* _EXERCISE_
Transcribe the entries below exactly.

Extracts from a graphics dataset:
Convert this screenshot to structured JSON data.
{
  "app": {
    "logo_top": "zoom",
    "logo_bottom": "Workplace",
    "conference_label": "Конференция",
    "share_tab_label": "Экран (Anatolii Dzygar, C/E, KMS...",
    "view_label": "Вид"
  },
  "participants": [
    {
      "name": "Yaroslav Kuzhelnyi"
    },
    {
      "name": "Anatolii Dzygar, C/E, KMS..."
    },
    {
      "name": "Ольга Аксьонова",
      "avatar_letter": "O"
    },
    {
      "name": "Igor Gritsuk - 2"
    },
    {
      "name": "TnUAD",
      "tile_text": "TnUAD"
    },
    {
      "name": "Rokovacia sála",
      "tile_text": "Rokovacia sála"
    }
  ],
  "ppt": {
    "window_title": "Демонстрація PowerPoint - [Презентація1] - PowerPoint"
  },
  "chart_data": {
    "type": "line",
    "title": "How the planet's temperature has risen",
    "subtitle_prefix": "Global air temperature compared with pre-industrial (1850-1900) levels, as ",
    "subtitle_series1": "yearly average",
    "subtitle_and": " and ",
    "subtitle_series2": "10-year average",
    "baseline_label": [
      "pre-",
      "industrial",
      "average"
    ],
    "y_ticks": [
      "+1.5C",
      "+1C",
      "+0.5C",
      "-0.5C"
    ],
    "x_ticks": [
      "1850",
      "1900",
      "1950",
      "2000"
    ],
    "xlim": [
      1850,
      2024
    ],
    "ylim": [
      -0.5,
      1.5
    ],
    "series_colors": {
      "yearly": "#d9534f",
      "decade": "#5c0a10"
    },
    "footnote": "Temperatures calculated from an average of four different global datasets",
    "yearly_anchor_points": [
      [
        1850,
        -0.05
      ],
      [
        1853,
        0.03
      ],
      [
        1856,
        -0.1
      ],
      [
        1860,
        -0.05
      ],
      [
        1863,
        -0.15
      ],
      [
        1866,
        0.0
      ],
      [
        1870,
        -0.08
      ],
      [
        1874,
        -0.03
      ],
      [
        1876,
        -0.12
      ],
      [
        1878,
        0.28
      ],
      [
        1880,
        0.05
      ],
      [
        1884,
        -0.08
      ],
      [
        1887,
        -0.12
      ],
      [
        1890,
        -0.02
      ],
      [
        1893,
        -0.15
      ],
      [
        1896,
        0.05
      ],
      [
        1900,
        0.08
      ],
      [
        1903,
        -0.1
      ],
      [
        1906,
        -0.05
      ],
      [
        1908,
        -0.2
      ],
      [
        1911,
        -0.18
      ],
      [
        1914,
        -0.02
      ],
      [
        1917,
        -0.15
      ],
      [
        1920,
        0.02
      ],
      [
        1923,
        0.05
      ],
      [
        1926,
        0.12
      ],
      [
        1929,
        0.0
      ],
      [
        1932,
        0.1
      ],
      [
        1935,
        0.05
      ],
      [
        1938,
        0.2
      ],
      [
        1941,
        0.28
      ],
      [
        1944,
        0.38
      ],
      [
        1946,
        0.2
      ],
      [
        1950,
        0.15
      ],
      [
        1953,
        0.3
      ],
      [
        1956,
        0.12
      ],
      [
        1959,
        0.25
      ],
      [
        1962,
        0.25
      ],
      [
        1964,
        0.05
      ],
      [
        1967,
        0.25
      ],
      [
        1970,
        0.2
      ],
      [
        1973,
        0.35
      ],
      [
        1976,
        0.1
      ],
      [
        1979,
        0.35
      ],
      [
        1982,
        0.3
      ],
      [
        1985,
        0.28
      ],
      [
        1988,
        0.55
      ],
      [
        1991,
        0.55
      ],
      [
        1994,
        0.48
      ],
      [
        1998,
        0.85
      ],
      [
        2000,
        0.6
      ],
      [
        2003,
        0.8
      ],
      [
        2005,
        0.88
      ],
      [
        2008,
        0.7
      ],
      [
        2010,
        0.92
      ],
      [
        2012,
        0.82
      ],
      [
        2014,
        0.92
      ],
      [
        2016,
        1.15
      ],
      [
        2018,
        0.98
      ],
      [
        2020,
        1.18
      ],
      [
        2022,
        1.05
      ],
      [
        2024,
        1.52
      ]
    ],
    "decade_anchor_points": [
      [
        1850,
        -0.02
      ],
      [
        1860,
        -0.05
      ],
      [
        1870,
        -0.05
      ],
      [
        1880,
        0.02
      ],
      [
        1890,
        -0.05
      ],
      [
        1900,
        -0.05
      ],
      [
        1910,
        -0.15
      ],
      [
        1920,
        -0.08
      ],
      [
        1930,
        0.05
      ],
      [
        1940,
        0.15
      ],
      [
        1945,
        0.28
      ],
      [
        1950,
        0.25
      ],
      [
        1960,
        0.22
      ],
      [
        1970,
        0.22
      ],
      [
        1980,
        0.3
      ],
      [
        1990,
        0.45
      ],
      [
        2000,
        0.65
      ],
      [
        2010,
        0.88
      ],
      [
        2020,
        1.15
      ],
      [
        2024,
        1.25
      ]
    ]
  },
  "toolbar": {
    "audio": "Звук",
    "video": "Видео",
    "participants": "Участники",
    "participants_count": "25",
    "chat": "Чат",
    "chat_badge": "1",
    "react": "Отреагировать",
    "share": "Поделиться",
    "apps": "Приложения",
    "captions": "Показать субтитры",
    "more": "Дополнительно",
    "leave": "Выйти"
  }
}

* _EXERCISE RESULT_
Convert this screenshot to structured JSON data.
{
  "app": {
    "logo_top": "zoom",
    "logo_bottom": "Workplace",
    "conference_label": "Конференция",
    "share_tab_label": "Экран (Anatolii Dzygar, C/E, KMS...",
    "view_label": "Вид"
  },
  "participants": [
    {
      "name": "Yaroslav Kuzhelnyi"
    },
    {
      "name": "Anatolii Dzygar, C/E, KMS..."
    },
    {
      "name": "Ольга Аксьонова",
      "avatar_letter": "O"
    },
    {
      "name": "Igor Gritsuk - 2"
    },
    {
      "name": "TnUAD",
      "tile_text": "TnUAD"
    },
    {
      "name": "Rokovacia sála",
      "tile_text": "Rokovacia sála"
    }
  ],
  "ppt": {
    "window_title": "Демонстрація PowerPoint - [Презентація1] - PowerPoint"
  },
  "chart_data": {
    "type": "line",
    "title": "How the planet's temperature has risen",
    "subtitle_prefix": "Global air temperature compared with pre-industrial (1850-1900) levels, as ",
    "subtitle_series1": "yearly average",
    "subtitle_and": " and ",
    "subtitle_series2": "10-year average",
    "baseline_label": [
      "pre-",
      "industrial",
      "average"
    ],
    "y_ticks": [
      "+1.5C",
      "+1C",
      "+0.5C",
      "-0.5C"
    ],
    "x_ticks": [
      "1850",
      "1900",
      "1950",
      "2000"
    ],
    "xlim": [
      1850,
      2024
    ],
    "ylim": [
      -0.5,
      1.5
    ],
    "series_colors": {
      "yearly": "#d9534f",
      "decade": "#5c0a10"
    },
    "footnote": "Temperatures calculated from an average of four different global datasets",
    "yearly_anchor_points": [
      [
        1850,
        -0.05
      ],
      [
        1853,
        0.03
      ],
      [
        1856,
        -0.1
      ],
      [
        1860,
        -0.05
      ],
      [
        1863,
        -0.15
      ],
      [
        1866,
        0.0
      ],
      [
        1870,
        -0.08
      ],
      [
        1874,
        -0.03
      ],
      [
        1876,
        -0.12
      ],
      [
        1878,
        0.28
      ],
      [
        1880,
        0.05
      ],
      [
        1884,
        -0.08
      ],
      [
        1887,
        -0.12
      ],
      [
        1890,
        -0.02
      ],
      [
        1893,
        -0.15
      ],
      [
        1896,
        0.05
      ],
      [
        1900,
        0.08
      ],
      [
        1903,
        -0.1
      ],
      [
        1906,
        -0.05
      ],
      [
        1908,
        -0.2
      ],
      [
        1911,
        -0.18
      ],
      [
        1914,
        -0.02
      ],
      [
        1917,
        -0.15
      ],
      [
        1920,
        0.02
      ],
      [
        1923,
        0.05
      ],
      [
        1926,
        0.12
      ],
      [
        1929,
        0.0
      ],
      [
        1932,
        0.1
      ],
      [
        1935,
        0.05
      ],
      [
        1938,
        0.2
      ],
      [
        1941,
        0.28
      ],
      [
        1944,
        0.38
      ],
      [
        1946,
        0.2
      ],
      [
        1950,
        0.15
      ],
      [
        1953,
        0.3
      ],
      [
        1956,
        0.12
      ],
      [
        1959,
        0.25
      ],
      [
        1962,
        0.25
      ],
      [
        1964,
        0.05
      ],
      [
        1967,
        0.25
      ],
      [
        1970,
        0.2
      ],
      [
        1973,
        0.35
      ],
      [
        1976,
        0.1
      ],
      [
        1979,
        0.35
      ],
      [
        1982,
        0.3
      ],
      [
        1985,
        0.28
      ],
      [
        1988,
        0.55
      ],
      [
        1991,
        0.55
      ],
      [
        1994,
        0.48
      ],
      [
        1998,
        0.85
      ],
      [
        2000,
        0.6
      ],
      [
        2003,
        0.8
      ],
      [
        2005,
        0.88
      ],
      [
        2008,
        0.7
      ],
      [
        2010,
        0.92
      ],
      [
        2012,
        0.82
      ],
      [
        2014,
        0.92
      ],
      [
        2016,
        1.15
      ],
      [
        2018,
        0.98
      ],
      [
        2020,
        1.18
      ],
      [
        2022,
        1.05
      ],
      [
        2024,
        1.52
      ]
    ],
    "decade_anchor_points": [
      [
        1850,
        -0.02
      ],
      [
        1860,
        -0.05
      ],
      [
        1870,
        -0.05
      ],
      [
        1880,
        0.02
      ],
      [
        1890,
        -0.05
      ],
      [
        1900,
        -0.05
      ],
      [
        1910,
        -0.15
      ],
      [
        1920,
        -0.08
      ],
      [
        1930,
        0.05
      ],
      [
        1940,
        0.15
      ],
      [
        1945,
        0.28
      ],
      [
        1950,
        0.25
      ],
      [
        1960,
        0.22
      ],
      [
        1970,
        0.22
      ],
      [
        1980,
        0.3
      ],
      [
        1990,
        0.45
      ],
      [
        2000,
        0.65
      ],
      [
        2010,
        0.88
      ],
      [
        2020,
        1.15
      ],
      [
        2024,
        1.25
      ]
    ]
  },
  "toolbar": {
    "audio": "Звук",
    "video": "Видео",
    "participants": "Участники",
    "participants_count": "25",
    "chat": "Чат",
    "chat_badge": "1",
    "react": "Отреагировать",
    "share": "Поделиться",
    "apps": "Приложения",
    "captions": "Показать субтитры",
    "more": "Дополнительно",
    "leave": "Выйти"
  }
}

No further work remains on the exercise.